Written problem
Transcribe the whole listing without a single picture.

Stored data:
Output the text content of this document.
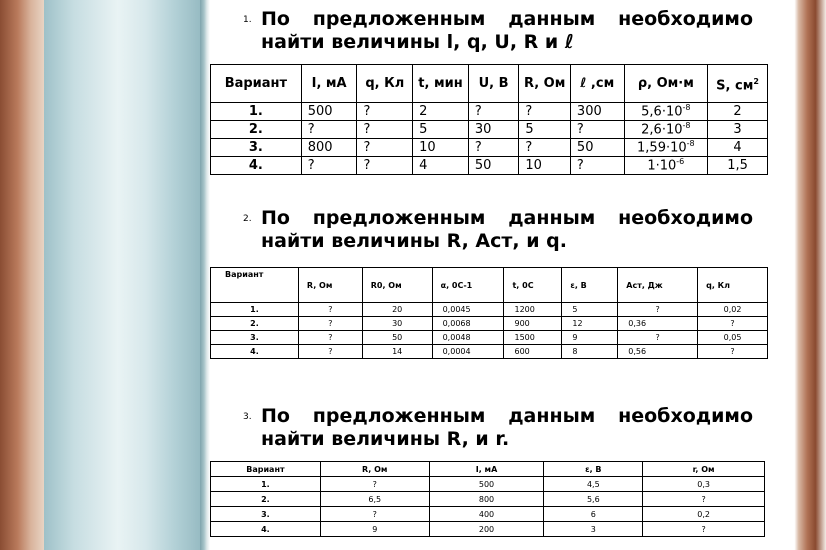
1. По предложенным данным необходимо
найти величины l, q, U, R и ℓ
Вариант	I, мА	q, Кл	t, мин	U, В	R, Ом	ℓ ,см	ρ, Ом·м	S, $см^2$
1.	500	?	2	?	?	300	$5,6\cdot 10^{-8}$	2
2.	?	?	5	30	5	?	$2,6\cdot 10^{-8}$	3
3.	800	?	10	?	?	50	$1,59\cdot 10^{-8}$	4
4.	?	?	4	50	10	?	$1\cdot 10^{-6}$	1,5
2. По предложенным данным необходимо
найти величины R, Aст, и q.
Вариант	R, Ом	R0, Ом	α, 0С-1	t, 0С	ε, В	Aст, Дж	q, Кл
1.	?	20	0,0045	1200	5	?	0,02
2.	?	30	0,0068	900	12	0,36	?
3.	?	50	0,0048	1500	9	?	0,05
4.	?	14	0,0004	600	8	0,56	?
3. По предложенным данным необходимо
найти величины R, и r.
Вариант	R, Ом	I, мА	ε, В	r, Ом
1.	?	500	4,5	0,3
2.	6,5	800	5,6	?
3.	?	400	6	0,2
4.	9	200	3	?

Solution for this exercise
Output the text content of this document.
1. По предложенным данным необходимо
найти величины l, q, U, R и ℓ
Вариант	I, мА	q, Кл	t, мин	U, В	R, Ом	ℓ ,см	ρ, Ом·м	S, $см^2$
1.	500	?	2	?	?	300	$5,6\cdot 10^{-8}$	2
2.	?	?	5	30	5	?	$2,6\cdot 10^{-8}$	3
3.	800	?	10	?	?	50	$1,59\cdot 10^{-8}$	4
4.	?	?	4	50	10	?	$1\cdot 10^{-6}$	1,5
2. По предложенным данным необходимо
найти величины R, Aст, и q.
Вариант	R, Ом	R0, Ом	α, 0С-1	t, 0С	ε, В	Aст, Дж	q, Кл
1.	?	20	0,0045	1200	5	?	0,02
2.	?	30	0,0068	900	12	0,36	?
3.	?	50	0,0048	1500	9	?	0,05
4.	?	14	0,0004	600	8	0,56	?
3. По предложенным данным необходимо
найти величины R, и r.
Вариант	R, Ом	I, мА	ε, В	r, Ом
1.	?	500	4,5	0,3
2.	6,5	800	5,6	?
3.	?	400	6	0,2
4.	9	200	3	?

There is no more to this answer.